-- Start --
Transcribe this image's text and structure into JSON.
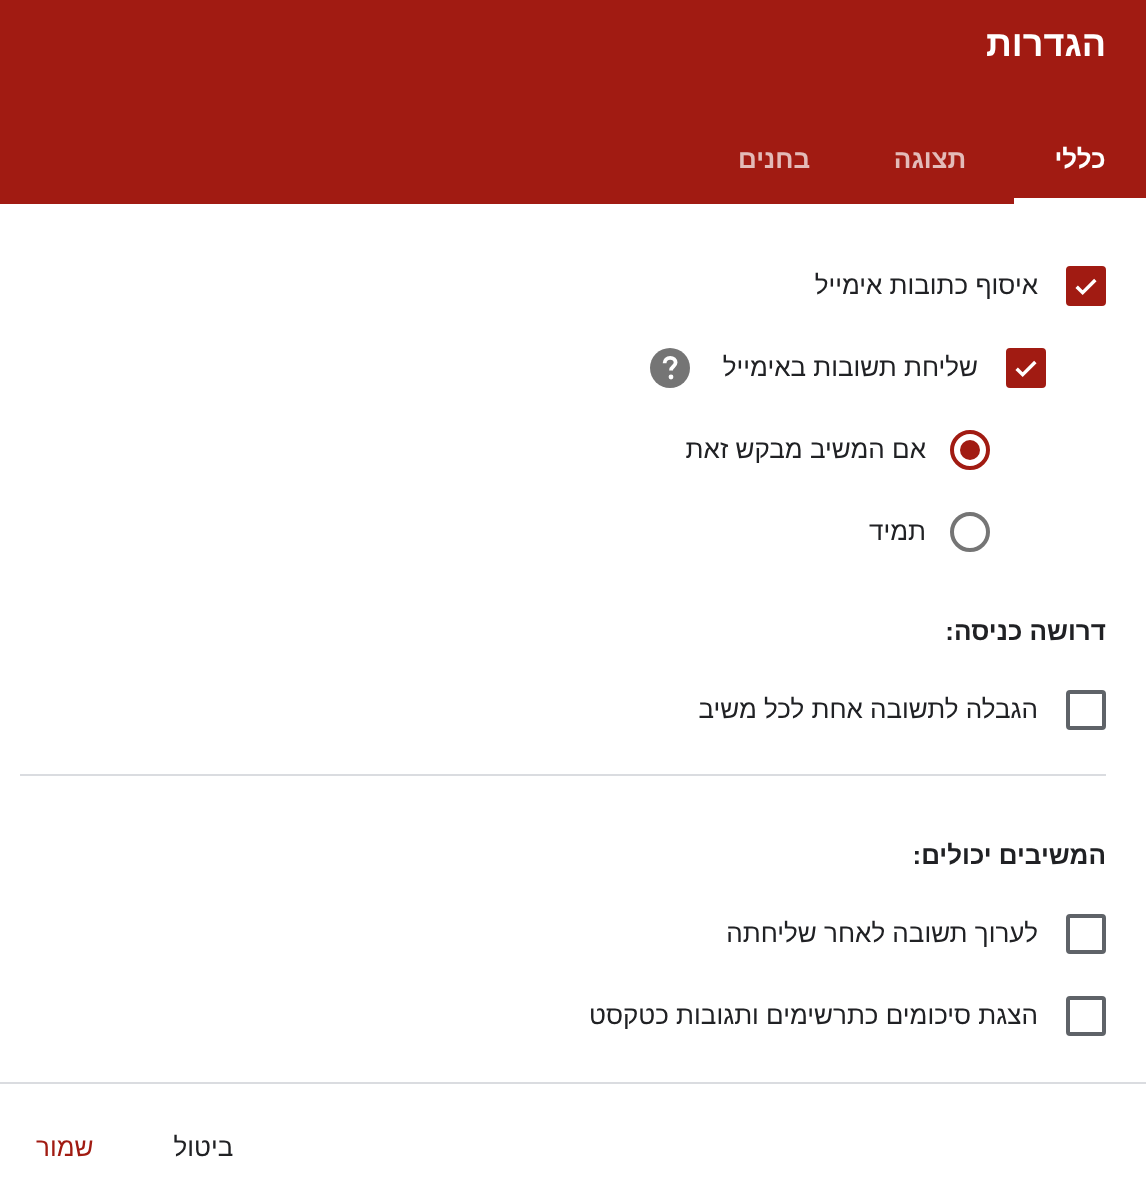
{
  "title": "הגדרות",
  "tabs": [
    {
      "label": "כללי",
      "selected": true
    },
    {
      "label": "תצוגה",
      "selected": false
    },
    {
      "label": "בחנים",
      "selected": false
    }
  ],
  "rows": [
    {
      "kind": "checkbox",
      "label": "איסוף כתובות אימייל",
      "checked": true,
      "children": [
        {
          "kind": "checkbox",
          "label": "שליחת תשובות באימייל",
          "checked": true,
          "help": true,
          "children": [
            {
              "kind": "radio",
              "label": "אם המשיב מבקש זאת",
              "selected": true
            },
            {
              "kind": "radio",
              "label": "תמיד",
              "selected": false
            }
          ]
        }
      ]
    },
    {
      "kind": "heading",
      "label": "דרושה כניסה:"
    },
    {
      "kind": "checkbox",
      "label": "הגבלה לתשובה אחת לכל משיב",
      "checked": false
    },
    {
      "kind": "divider"
    },
    {
      "kind": "heading",
      "label": "המשיבים יכולים:"
    },
    {
      "kind": "checkbox",
      "label": "לערוך תשובה לאחר שליחתה",
      "checked": false
    },
    {
      "kind": "checkbox",
      "label": "הצגת סיכומים כתרשימים ותגובות כטקסט",
      "checked": false
    }
  ],
  "buttons": [
    {
      "label": "ביטול",
      "kind": "secondary"
    },
    {
      "label": "שמור",
      "kind": "primary"
    }
  ]
}
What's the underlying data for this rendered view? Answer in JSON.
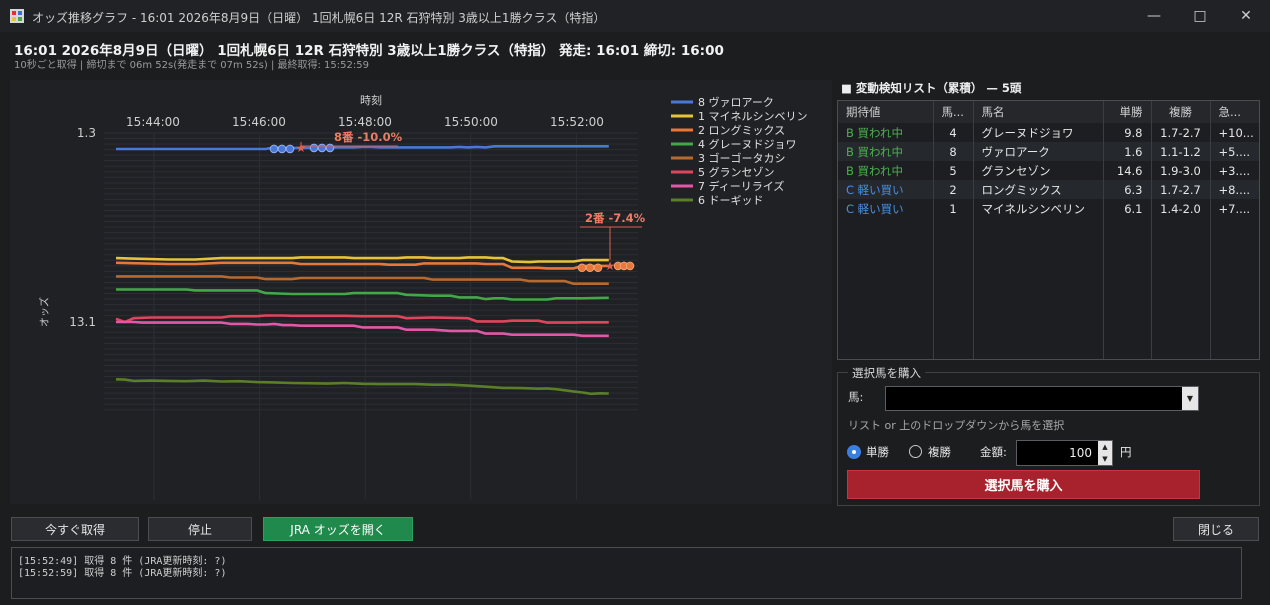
{
  "window": {
    "title": "オッズ推移グラフ - 16:01  2026年8月9日（日曜） 1回札幌6日  12R  石狩特別 3歳以上1勝クラス（特指）"
  },
  "header": {
    "main": "16:01  2026年8月9日（日曜）  1回札幌6日  12R  石狩特別 3歳以上1勝クラス（特指）   発走: 16:01   締切: 16:00",
    "sub": "10秒ごと取得   |   締切まで 06m 52s(発走まで 07m 52s)   |   最終取得: 15:52:59"
  },
  "chart_data": {
    "type": "line",
    "xlabel": "時刻",
    "ylabel": "オッズ",
    "x_ticks": [
      "15:44:00",
      "15:46:00",
      "15:48:00",
      "15:50:00",
      "15:52:00"
    ],
    "y_ticks": [
      "1.3",
      "13.1"
    ],
    "annotations": [
      {
        "text": "8番 -10.0%",
        "series": "8 ヴァロアーク"
      },
      {
        "text": "2番 -7.4%",
        "series": "2 ロングミックス"
      }
    ],
    "series": [
      {
        "name": "8 ヴァロアーク",
        "color": "#4a78d8",
        "pts": [
          [
            0,
            1.58
          ],
          [
            5,
            1.58
          ],
          [
            10,
            1.58
          ],
          [
            15,
            1.58
          ],
          [
            20,
            1.58
          ],
          [
            25,
            1.58
          ],
          [
            30,
            1.58
          ],
          [
            35,
            1.58
          ],
          [
            40,
            1.58
          ],
          [
            45,
            1.58
          ],
          [
            50,
            1.58
          ],
          [
            55,
            1.58
          ],
          [
            60,
            1.58
          ],
          [
            65,
            1.58
          ],
          [
            70,
            1.58
          ],
          [
            75,
            1.58
          ],
          [
            80,
            1.58
          ],
          [
            85,
            1.58
          ],
          [
            90,
            1.55
          ],
          [
            95,
            1.56
          ],
          [
            100,
            1.56
          ],
          [
            105,
            1.56
          ],
          [
            110,
            1.56
          ],
          [
            115,
            1.56
          ],
          [
            120,
            1.56
          ],
          [
            125,
            1.55
          ],
          [
            130,
            1.55
          ],
          [
            135,
            1.55
          ],
          [
            140,
            1.54
          ],
          [
            145,
            1.54
          ],
          [
            150,
            1.55
          ],
          [
            155,
            1.55
          ],
          [
            160,
            1.55
          ],
          [
            165,
            1.55
          ],
          [
            170,
            1.55
          ],
          [
            175,
            1.55
          ],
          [
            180,
            1.55
          ],
          [
            185,
            1.55
          ],
          [
            190,
            1.55
          ],
          [
            195,
            1.54
          ],
          [
            200,
            1.55
          ],
          [
            205,
            1.54
          ],
          [
            210,
            1.55
          ],
          [
            215,
            1.53
          ],
          [
            220,
            1.53
          ],
          [
            225,
            1.53
          ],
          [
            230,
            1.53
          ],
          [
            235,
            1.53
          ],
          [
            240,
            1.53
          ],
          [
            245,
            1.53
          ],
          [
            250,
            1.53
          ],
          [
            255,
            1.53
          ],
          [
            260,
            1.53
          ],
          [
            265,
            1.53
          ],
          [
            270,
            1.53
          ],
          [
            275,
            1.53
          ],
          [
            280,
            1.53
          ]
        ]
      },
      {
        "name": "1 マイネルシンベリン",
        "color": "#e8c33a",
        "pts": [
          [
            0,
            6.0
          ],
          [
            30,
            6.1
          ],
          [
            45,
            6.1
          ],
          [
            60,
            6.0
          ],
          [
            100,
            6.0
          ],
          [
            105,
            5.95
          ],
          [
            130,
            5.95
          ],
          [
            135,
            6.0
          ],
          [
            160,
            6.0
          ],
          [
            165,
            5.95
          ],
          [
            175,
            5.95
          ],
          [
            180,
            6.0
          ],
          [
            195,
            6.0
          ],
          [
            200,
            5.95
          ],
          [
            210,
            5.95
          ],
          [
            215,
            6.0
          ],
          [
            220,
            6.0
          ],
          [
            225,
            6.25
          ],
          [
            235,
            6.3
          ],
          [
            240,
            6.25
          ],
          [
            260,
            6.25
          ],
          [
            265,
            6.15
          ],
          [
            280,
            6.15
          ]
        ]
      },
      {
        "name": "2 ロングミックス",
        "color": "#e8783a",
        "pts": [
          [
            0,
            6.35
          ],
          [
            30,
            6.45
          ],
          [
            45,
            6.45
          ],
          [
            60,
            6.35
          ],
          [
            100,
            6.35
          ],
          [
            105,
            6.45
          ],
          [
            150,
            6.45
          ],
          [
            155,
            6.5
          ],
          [
            170,
            6.5
          ],
          [
            175,
            6.4
          ],
          [
            205,
            6.4
          ],
          [
            210,
            6.45
          ],
          [
            220,
            6.45
          ],
          [
            225,
            6.75
          ],
          [
            240,
            6.75
          ],
          [
            245,
            6.8
          ],
          [
            260,
            6.8
          ],
          [
            265,
            6.6
          ],
          [
            280,
            6.6
          ]
        ]
      },
      {
        "name": "4 グレーヌドジョワ",
        "color": "#43a848",
        "pts": [
          [
            0,
            8.8
          ],
          [
            40,
            8.8
          ],
          [
            45,
            8.9
          ],
          [
            80,
            8.9
          ],
          [
            85,
            9.2
          ],
          [
            100,
            9.3
          ],
          [
            130,
            9.3
          ],
          [
            135,
            9.2
          ],
          [
            160,
            9.2
          ],
          [
            165,
            9.4
          ],
          [
            180,
            9.5
          ],
          [
            190,
            9.5
          ],
          [
            195,
            9.7
          ],
          [
            205,
            9.7
          ],
          [
            210,
            9.9
          ],
          [
            215,
            9.8
          ],
          [
            220,
            9.8
          ],
          [
            225,
            9.95
          ],
          [
            245,
            9.95
          ],
          [
            250,
            9.8
          ],
          [
            260,
            9.8
          ],
          [
            265,
            9.8
          ],
          [
            280,
            9.75
          ]
        ]
      },
      {
        "name": "3 ゴーゴータカシ",
        "color": "#b86a2e",
        "pts": [
          [
            0,
            7.5
          ],
          [
            60,
            7.5
          ],
          [
            65,
            7.6
          ],
          [
            80,
            7.6
          ],
          [
            85,
            7.75
          ],
          [
            100,
            7.75
          ],
          [
            105,
            7.65
          ],
          [
            175,
            7.65
          ],
          [
            180,
            7.8
          ],
          [
            230,
            7.8
          ],
          [
            235,
            7.95
          ],
          [
            255,
            7.95
          ],
          [
            260,
            8.2
          ],
          [
            275,
            8.2
          ],
          [
            280,
            8.2
          ]
        ]
      },
      {
        "name": "5 グランセゾン",
        "color": "#e0455e",
        "pts": [
          [
            0,
            12.6
          ],
          [
            5,
            13.1
          ],
          [
            10,
            12.5
          ],
          [
            20,
            12.4
          ],
          [
            60,
            12.4
          ],
          [
            65,
            12.2
          ],
          [
            70,
            12.2
          ],
          [
            80,
            12.2
          ],
          [
            85,
            12.1
          ],
          [
            95,
            12.1
          ],
          [
            100,
            12.15
          ],
          [
            130,
            12.15
          ],
          [
            140,
            12.2
          ],
          [
            160,
            12.2
          ],
          [
            165,
            12.5
          ],
          [
            180,
            12.4
          ],
          [
            200,
            12.5
          ],
          [
            205,
            13.0
          ],
          [
            220,
            13.0
          ],
          [
            225,
            12.9
          ],
          [
            240,
            12.9
          ],
          [
            245,
            13.2
          ],
          [
            260,
            13.2
          ],
          [
            265,
            13.15
          ],
          [
            280,
            13.15
          ]
        ]
      },
      {
        "name": "7 ディーリライズ",
        "color": "#e058a8",
        "pts": [
          [
            0,
            13.1
          ],
          [
            10,
            13.1
          ],
          [
            15,
            13.2
          ],
          [
            60,
            13.2
          ],
          [
            65,
            13.4
          ],
          [
            75,
            13.4
          ],
          [
            80,
            13.5
          ],
          [
            85,
            13.5
          ],
          [
            90,
            13.4
          ],
          [
            95,
            13.6
          ],
          [
            100,
            13.6
          ],
          [
            105,
            13.7
          ],
          [
            135,
            13.7
          ],
          [
            140,
            14.0
          ],
          [
            160,
            14.0
          ],
          [
            165,
            14.4
          ],
          [
            180,
            14.4
          ],
          [
            190,
            14.6
          ],
          [
            205,
            14.6
          ],
          [
            210,
            15.1
          ],
          [
            220,
            15.1
          ],
          [
            225,
            15.3
          ],
          [
            260,
            15.3
          ],
          [
            265,
            15.5
          ],
          [
            280,
            15.5
          ]
        ]
      },
      {
        "name": "6 ドーギッド",
        "color": "#5a7e2a",
        "pts": [
          [
            0,
            26.4
          ],
          [
            5,
            26.5
          ],
          [
            10,
            26.9
          ],
          [
            20,
            26.8
          ],
          [
            30,
            26.9
          ],
          [
            40,
            27.0
          ],
          [
            50,
            26.8
          ],
          [
            60,
            27.1
          ],
          [
            70,
            27.0
          ],
          [
            80,
            27.3
          ],
          [
            90,
            27.4
          ],
          [
            100,
            27.6
          ],
          [
            120,
            27.8
          ],
          [
            130,
            27.6
          ],
          [
            140,
            27.9
          ],
          [
            150,
            28.0
          ],
          [
            160,
            28.0
          ],
          [
            170,
            28.0
          ],
          [
            180,
            28.2
          ],
          [
            190,
            28.2
          ],
          [
            200,
            28.5
          ],
          [
            210,
            28.9
          ],
          [
            220,
            29.3
          ],
          [
            230,
            29.4
          ],
          [
            240,
            29.6
          ],
          [
            245,
            29.5
          ],
          [
            250,
            29.8
          ],
          [
            255,
            30.2
          ],
          [
            260,
            30.6
          ],
          [
            265,
            31.0
          ],
          [
            270,
            31.5
          ],
          [
            275,
            31.3
          ],
          [
            280,
            31.4
          ]
        ]
      }
    ]
  },
  "right_panel": {
    "title": "■ 変動検知リスト（累積） — 5頭",
    "columns": [
      "期待値",
      "馬...",
      "馬名",
      "単勝",
      "複勝",
      "急..."
    ],
    "rows": [
      {
        "expect": "B 買われ中",
        "num": "4",
        "name": "グレーヌドジョワ",
        "win": "9.8",
        "place": "1.7-2.7",
        "rapid": "+10...",
        "color": "#4caf50"
      },
      {
        "expect": "B 買われ中",
        "num": "8",
        "name": "ヴァロアーク",
        "win": "1.6",
        "place": "1.1-1.2",
        "rapid": "+5....",
        "color": "#4caf50"
      },
      {
        "expect": "B 買われ中",
        "num": "5",
        "name": "グランセゾン",
        "win": "14.6",
        "place": "1.9-3.0",
        "rapid": "+3....",
        "color": "#4caf50"
      },
      {
        "expect": "C 軽い買い",
        "num": "2",
        "name": "ロングミックス",
        "win": "6.3",
        "place": "1.7-2.7",
        "rapid": "+8....",
        "color": "#4a8fe0"
      },
      {
        "expect": "C 軽い買い",
        "num": "1",
        "name": "マイネルシンベリン",
        "win": "6.1",
        "place": "1.4-2.0",
        "rapid": "+7....",
        "color": "#4a8fe0"
      }
    ]
  },
  "buy": {
    "legend": "選択馬を購入",
    "horse_label": "馬:",
    "horse_value": "",
    "hint": "リスト or 上のドロップダウンから馬を選択",
    "opt_win": "単勝",
    "opt_place": "複勝",
    "amount_label": "金額:",
    "amount": "100",
    "yen": "円",
    "buy_button": "選択馬を購入"
  },
  "controls": {
    "fetch": "今すぐ取得",
    "stop": "停止",
    "open_jra": "JRA オッズを開く",
    "close": "閉じる"
  },
  "log": [
    "[15:52:49] 取得 8 件 (JRA更新時刻: ?)",
    "[15:52:59] 取得 8 件 (JRA更新時刻: ?)"
  ]
}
-- End --
Problem requirements: Identify the lines above with the word "JRA更新時刻". Copy them.

Exercise output:
    "[15:52:49] 取得 8 件 (JRA更新時刻: ?)",
    "[15:52:59] 取得 8 件 (JRA更新時刻: ?)"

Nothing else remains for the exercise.